## Exercise aim
In the records below, find each line containing the word "problem" and copy it.

## Working data
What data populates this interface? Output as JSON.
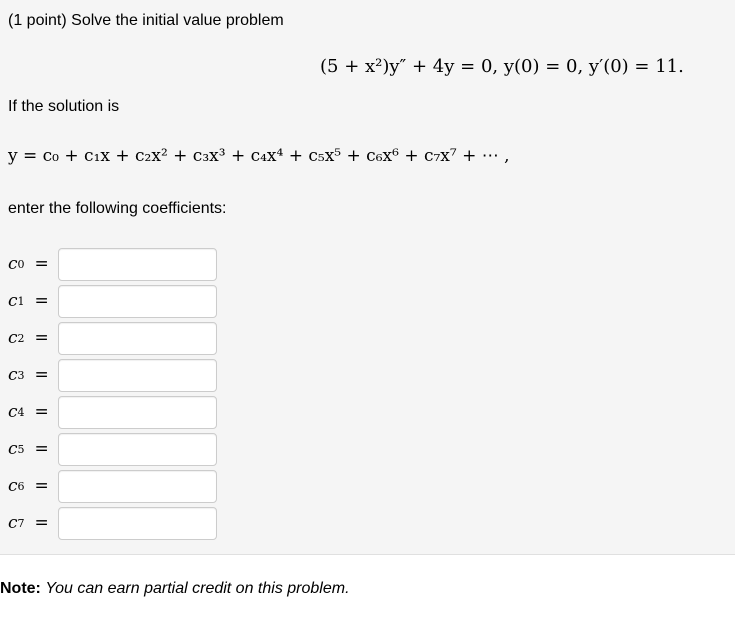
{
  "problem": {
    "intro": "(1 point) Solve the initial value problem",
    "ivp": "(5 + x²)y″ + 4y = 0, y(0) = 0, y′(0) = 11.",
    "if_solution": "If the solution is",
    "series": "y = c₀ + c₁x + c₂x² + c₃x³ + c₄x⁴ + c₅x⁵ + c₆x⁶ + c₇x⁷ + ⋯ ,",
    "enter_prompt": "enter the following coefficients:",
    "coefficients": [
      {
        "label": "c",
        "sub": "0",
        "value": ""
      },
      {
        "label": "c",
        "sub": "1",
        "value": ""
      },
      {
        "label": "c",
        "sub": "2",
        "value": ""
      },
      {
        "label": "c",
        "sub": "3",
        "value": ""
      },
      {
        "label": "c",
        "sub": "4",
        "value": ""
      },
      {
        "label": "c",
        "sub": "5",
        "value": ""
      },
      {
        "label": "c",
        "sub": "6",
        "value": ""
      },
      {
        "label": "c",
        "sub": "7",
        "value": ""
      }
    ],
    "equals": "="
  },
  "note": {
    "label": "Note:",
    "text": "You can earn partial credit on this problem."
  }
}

--

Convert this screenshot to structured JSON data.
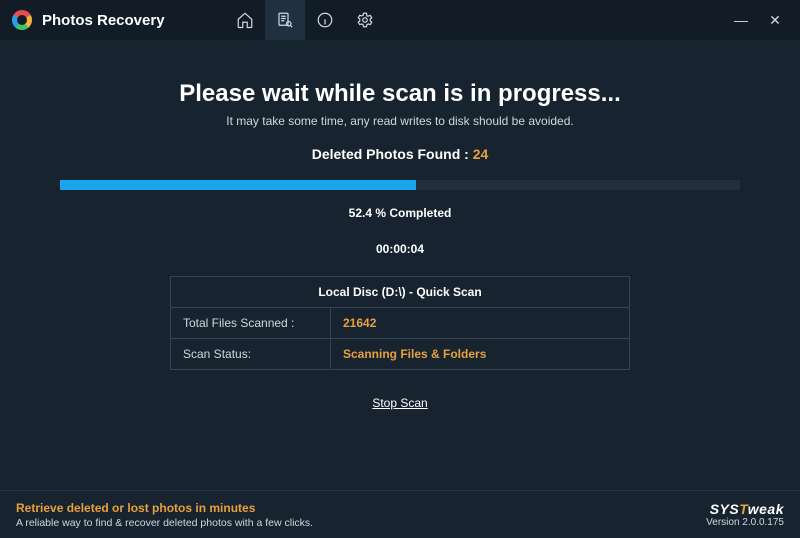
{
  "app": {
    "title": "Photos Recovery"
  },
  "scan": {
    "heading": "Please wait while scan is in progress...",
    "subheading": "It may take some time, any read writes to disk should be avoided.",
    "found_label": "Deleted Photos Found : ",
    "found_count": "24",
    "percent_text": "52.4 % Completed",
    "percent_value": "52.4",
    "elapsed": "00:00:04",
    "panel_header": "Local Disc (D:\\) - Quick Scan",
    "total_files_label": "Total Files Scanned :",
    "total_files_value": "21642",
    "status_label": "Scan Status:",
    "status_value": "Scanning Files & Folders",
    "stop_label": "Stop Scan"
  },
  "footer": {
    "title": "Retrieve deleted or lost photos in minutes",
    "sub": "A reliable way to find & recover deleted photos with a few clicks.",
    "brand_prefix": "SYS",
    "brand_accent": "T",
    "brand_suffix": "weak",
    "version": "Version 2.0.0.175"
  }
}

## Solution
  "problem": {
    "intro": "(1 point) Solve the initial value problem",
    "text": "You can earn partial credit on this problem."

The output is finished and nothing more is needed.